• _Stated exercise_
Gather the lines from the material that contain "mobiles".

• _Provided records_
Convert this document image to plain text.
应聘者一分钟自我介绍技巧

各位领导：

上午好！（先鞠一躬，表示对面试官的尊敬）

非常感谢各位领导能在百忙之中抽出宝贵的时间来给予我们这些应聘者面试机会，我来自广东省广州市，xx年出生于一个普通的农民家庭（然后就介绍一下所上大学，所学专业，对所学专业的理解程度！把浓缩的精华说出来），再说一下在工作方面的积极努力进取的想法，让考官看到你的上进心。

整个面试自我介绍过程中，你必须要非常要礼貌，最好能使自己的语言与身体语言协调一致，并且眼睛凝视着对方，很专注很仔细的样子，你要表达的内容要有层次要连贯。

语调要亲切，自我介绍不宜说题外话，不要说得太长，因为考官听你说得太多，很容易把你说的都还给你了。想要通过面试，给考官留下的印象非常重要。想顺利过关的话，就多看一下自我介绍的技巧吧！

* * *

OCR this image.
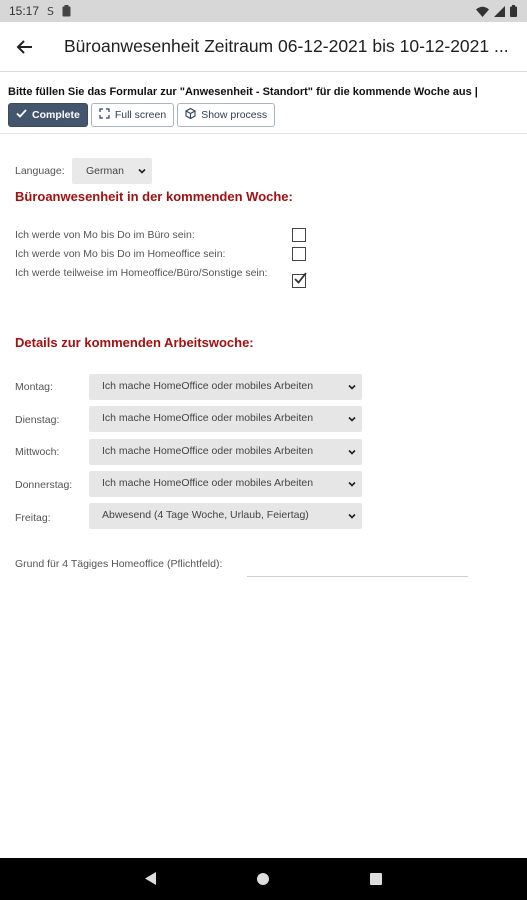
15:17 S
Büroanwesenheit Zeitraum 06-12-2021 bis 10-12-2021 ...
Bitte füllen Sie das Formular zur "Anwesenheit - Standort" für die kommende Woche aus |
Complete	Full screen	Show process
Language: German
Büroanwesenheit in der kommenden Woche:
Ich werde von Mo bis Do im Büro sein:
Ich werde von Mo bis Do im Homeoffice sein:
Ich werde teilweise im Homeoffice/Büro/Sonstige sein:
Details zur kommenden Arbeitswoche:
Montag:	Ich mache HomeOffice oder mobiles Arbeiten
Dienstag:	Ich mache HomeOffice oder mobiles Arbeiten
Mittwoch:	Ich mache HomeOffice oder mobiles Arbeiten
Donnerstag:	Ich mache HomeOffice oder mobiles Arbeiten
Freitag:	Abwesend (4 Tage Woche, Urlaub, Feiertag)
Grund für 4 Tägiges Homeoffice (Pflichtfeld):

--

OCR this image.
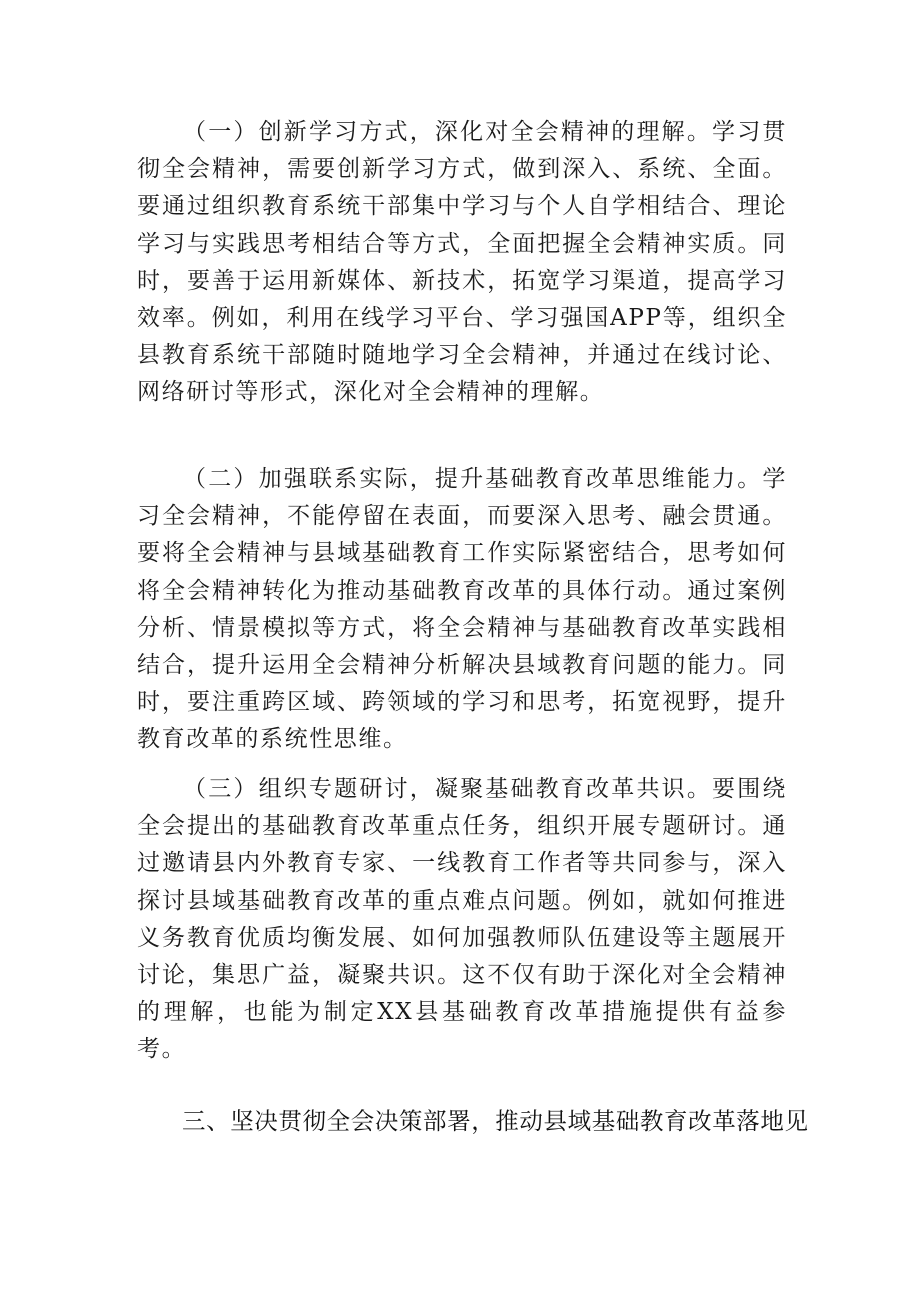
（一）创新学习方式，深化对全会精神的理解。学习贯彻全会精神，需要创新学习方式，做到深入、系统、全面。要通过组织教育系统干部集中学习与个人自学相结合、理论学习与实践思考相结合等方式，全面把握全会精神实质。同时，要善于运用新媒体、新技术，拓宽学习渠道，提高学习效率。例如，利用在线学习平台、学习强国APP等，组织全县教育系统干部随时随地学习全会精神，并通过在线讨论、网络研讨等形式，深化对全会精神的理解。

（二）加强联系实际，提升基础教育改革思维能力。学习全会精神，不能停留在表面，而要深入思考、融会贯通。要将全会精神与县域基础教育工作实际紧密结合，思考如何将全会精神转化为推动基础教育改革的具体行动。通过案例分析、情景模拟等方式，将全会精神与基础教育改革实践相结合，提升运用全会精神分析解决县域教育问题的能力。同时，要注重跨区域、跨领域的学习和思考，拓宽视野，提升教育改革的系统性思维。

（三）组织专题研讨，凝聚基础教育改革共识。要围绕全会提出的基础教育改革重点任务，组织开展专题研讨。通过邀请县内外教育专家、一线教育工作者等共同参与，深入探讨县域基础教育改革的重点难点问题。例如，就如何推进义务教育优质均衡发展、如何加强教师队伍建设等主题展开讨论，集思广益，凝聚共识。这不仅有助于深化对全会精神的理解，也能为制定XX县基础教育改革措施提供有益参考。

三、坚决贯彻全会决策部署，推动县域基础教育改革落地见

• _Response_
Montag:	Ich mache HomeOffice oder mobiles Arbeiten
Dienstag:	Ich mache HomeOffice oder mobiles Arbeiten
Mittwoch:	Ich mache HomeOffice oder mobiles Arbeiten
Donnerstag:	Ich mache HomeOffice oder mobiles Arbeiten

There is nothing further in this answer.